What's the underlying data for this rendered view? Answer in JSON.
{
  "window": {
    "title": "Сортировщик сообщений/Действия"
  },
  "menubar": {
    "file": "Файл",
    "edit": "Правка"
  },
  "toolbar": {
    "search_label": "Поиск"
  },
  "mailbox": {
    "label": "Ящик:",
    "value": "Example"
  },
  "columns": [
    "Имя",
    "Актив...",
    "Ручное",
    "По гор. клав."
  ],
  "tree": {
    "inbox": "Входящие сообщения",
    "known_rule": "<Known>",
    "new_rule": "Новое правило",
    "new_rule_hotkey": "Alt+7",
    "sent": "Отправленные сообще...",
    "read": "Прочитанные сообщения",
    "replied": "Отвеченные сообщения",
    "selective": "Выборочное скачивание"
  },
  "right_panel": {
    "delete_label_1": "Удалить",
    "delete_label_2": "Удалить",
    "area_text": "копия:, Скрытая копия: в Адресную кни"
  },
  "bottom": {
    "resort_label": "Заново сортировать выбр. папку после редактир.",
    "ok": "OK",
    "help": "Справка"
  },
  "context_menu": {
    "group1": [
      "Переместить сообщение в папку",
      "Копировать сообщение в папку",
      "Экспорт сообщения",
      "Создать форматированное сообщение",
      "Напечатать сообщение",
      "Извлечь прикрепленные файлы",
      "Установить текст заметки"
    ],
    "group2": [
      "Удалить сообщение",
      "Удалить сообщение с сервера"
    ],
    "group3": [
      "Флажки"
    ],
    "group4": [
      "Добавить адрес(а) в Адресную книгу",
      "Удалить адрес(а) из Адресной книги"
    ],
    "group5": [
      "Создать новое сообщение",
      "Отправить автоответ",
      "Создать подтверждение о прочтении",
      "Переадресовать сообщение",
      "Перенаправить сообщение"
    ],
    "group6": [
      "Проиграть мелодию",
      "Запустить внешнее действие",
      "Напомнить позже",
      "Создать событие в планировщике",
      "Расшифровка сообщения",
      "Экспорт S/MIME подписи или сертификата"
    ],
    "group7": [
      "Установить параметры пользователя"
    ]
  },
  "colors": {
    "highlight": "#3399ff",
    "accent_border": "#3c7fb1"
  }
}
********
*Requirements*: Output each entry precisely as given.

*Exercise response*:
What's the underlying data for this rendered view? Answer in JSON.
{
  "window": {
    "title": "Сортировщик сообщений/Действия"
  },
  "menubar": {
    "file": "Файл",
    "edit": "Правка"
  },
  "toolbar": {
    "search_label": "Поиск"
  },
  "mailbox": {
    "label": "Ящик:",
    "value": "Example"
  },
  "columns": [
    "Имя",
    "Актив...",
    "Ручное",
    "По гор. клав."
  ],
  "tree": {
    "inbox": "Входящие сообщения",
    "known_rule": "<Known>",
    "new_rule": "Новое правило",
    "new_rule_hotkey": "Alt+7",
    "sent": "Отправленные сообще...",
    "read": "Прочитанные сообщения",
    "replied": "Отвеченные сообщения",
    "selective": "Выборочное скачивание"
  },
  "right_panel": {
    "delete_label_1": "Удалить",
    "delete_label_2": "Удалить",
    "area_text": "копия:, Скрытая копия: в Адресную кни"
  },
  "bottom": {
    "resort_label": "Заново сортировать выбр. папку после редактир.",
    "ok": "OK",
    "help": "Справка"
  },
  "context_menu": {
    "group1": [
      "Переместить сообщение в папку",
      "Копировать сообщение в папку",
      "Экспорт сообщения",
      "Создать форматированное сообщение",
      "Напечатать сообщение",
      "Извлечь прикрепленные файлы",
      "Установить текст заметки"
    ],
    "group2": [
      "Удалить сообщение",
      "Удалить сообщение с сервера"
    ],
    "group3": [
      "Флажки"
    ],
    "group4": [
      "Добавить адрес(а) в Адресную книгу",
      "Удалить адрес(а) из Адресной книги"
    ],
    "group5": [
      "Создать новое сообщение",
      "Отправить автоответ",
      "Создать подтверждение о прочтении",
      "Переадресовать сообщение",
      "Перенаправить сообщение"
    ],
    "group6": [
      "Проиграть мелодию",
      "Запустить внешнее действие",
      "Напомнить позже",
      "Создать событие в планировщике",
      "Расшифровка сообщения",
      "Экспорт S/MIME подписи или сертификата"
    ],
    "group7": [
      "Установить параметры пользователя"
    ]
  },
  "colors": {
    "highlight": "#3399ff",
    "accent_border": "#3c7fb1"
  }
}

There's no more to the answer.